Task to carry out:
From the entries below, copy out every line with "صحيح" in it.

(Saved data entries)
◇ ◇ ◇ ◇ ◇

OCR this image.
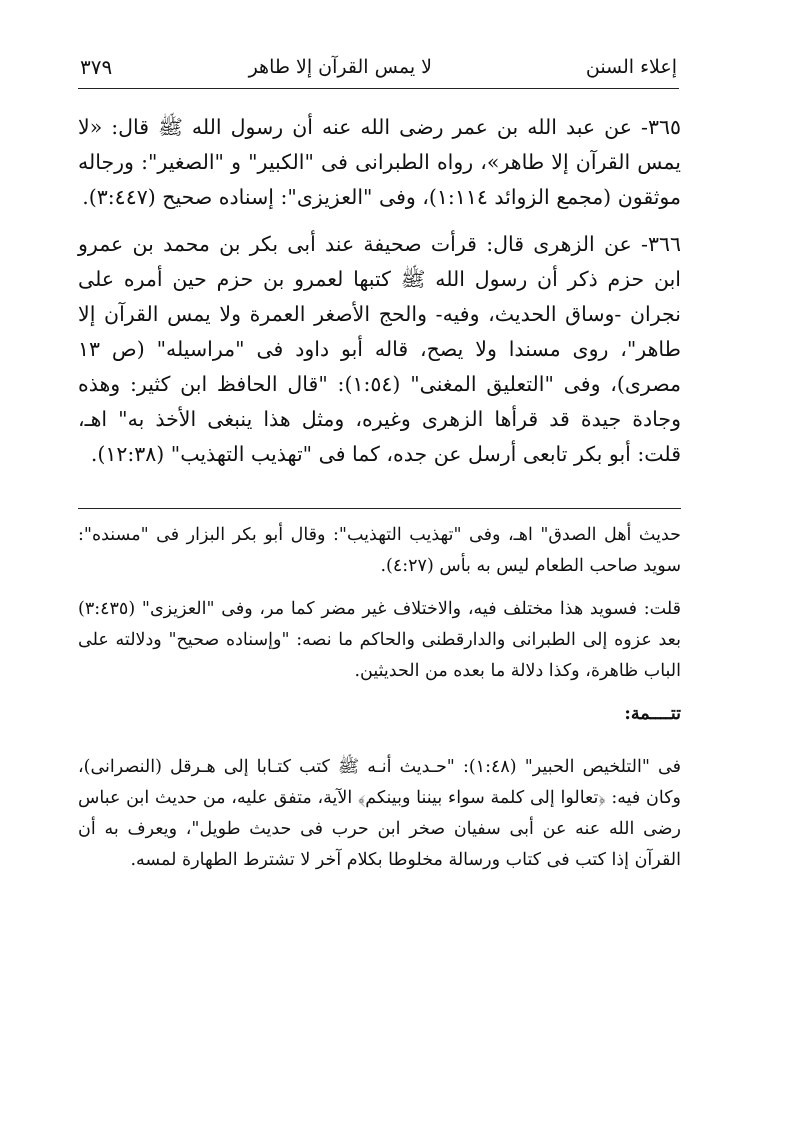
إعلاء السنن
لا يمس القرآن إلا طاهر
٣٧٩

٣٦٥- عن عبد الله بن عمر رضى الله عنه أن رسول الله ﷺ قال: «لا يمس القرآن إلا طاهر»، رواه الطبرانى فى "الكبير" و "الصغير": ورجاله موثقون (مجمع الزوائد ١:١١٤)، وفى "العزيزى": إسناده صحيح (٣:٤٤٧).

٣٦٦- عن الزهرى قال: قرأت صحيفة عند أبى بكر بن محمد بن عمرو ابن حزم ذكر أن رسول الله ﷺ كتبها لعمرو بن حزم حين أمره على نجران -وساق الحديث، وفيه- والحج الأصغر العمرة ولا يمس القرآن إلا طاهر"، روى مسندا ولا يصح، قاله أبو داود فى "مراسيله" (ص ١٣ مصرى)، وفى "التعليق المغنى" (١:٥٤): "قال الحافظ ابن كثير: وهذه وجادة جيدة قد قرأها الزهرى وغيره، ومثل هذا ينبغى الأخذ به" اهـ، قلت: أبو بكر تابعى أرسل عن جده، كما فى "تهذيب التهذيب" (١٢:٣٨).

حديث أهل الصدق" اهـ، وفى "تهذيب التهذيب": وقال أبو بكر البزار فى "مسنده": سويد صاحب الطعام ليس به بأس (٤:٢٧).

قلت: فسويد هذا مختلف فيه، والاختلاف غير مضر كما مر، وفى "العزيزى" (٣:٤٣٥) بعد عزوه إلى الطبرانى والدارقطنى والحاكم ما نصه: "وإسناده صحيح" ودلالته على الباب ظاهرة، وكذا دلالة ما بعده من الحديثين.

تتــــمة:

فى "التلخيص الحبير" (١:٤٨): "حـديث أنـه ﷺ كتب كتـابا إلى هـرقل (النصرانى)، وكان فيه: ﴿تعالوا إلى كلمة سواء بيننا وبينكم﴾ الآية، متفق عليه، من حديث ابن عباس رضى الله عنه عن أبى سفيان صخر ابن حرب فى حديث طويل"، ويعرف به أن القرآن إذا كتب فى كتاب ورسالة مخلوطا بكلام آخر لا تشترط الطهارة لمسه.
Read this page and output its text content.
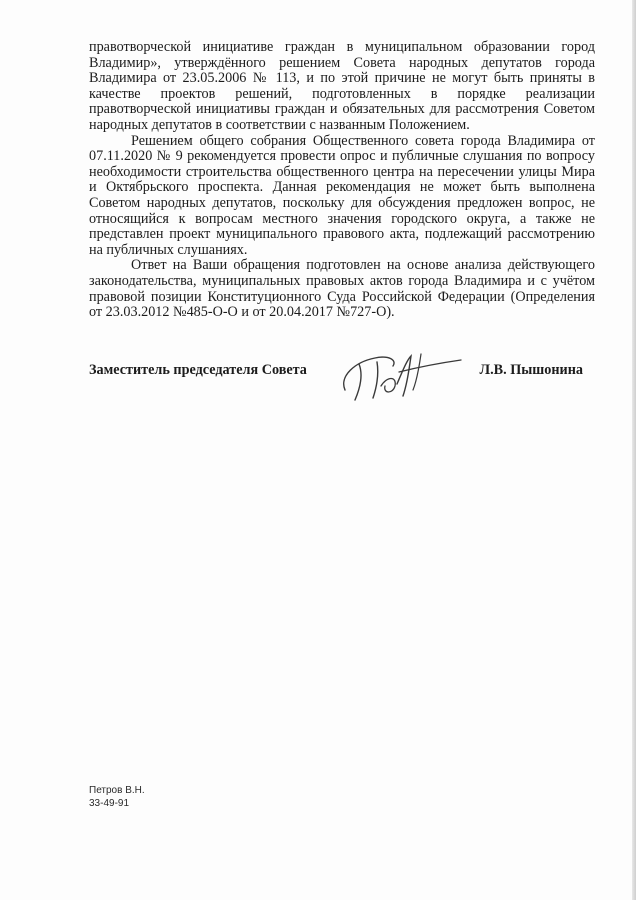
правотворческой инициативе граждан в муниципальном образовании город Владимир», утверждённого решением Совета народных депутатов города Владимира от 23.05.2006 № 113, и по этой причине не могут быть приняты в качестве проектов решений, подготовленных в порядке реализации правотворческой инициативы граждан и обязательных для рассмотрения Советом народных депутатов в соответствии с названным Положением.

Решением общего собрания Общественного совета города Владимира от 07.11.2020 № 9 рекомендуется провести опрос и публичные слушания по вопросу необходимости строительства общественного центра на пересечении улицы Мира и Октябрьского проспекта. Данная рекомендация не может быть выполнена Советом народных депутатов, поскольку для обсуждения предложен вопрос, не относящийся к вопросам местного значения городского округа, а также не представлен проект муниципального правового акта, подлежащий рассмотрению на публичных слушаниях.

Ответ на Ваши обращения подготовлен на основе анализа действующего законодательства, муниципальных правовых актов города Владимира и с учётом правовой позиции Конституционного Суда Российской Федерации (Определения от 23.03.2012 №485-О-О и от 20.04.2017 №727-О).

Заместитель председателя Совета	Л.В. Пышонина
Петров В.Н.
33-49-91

◇ ◇ ◇ ◇ ◇

Response below:
٣٦٥- عن عبد الله بن عمر رضى الله عنه أن رسول الله ﷺ قال: «لا يمس القرآن إلا طاهر»، رواه الطبرانى فى "الكبير" و "الصغير": ورجاله موثقون (مجمع الزوائد ١:١١٤)، وفى "العزيزى": إسناده صحيح (٣:٤٤٧).
قلت: فسويد هذا مختلف فيه، والاختلاف غير مضر كما مر، وفى "العزيزى" (٣:٤٣٥) بعد عزوه إلى الطبرانى والدارقطنى والحاكم ما نصه: "وإسناده صحيح" ودلالته على الباب ظاهرة، وكذا دلالة ما بعده من الحديثين.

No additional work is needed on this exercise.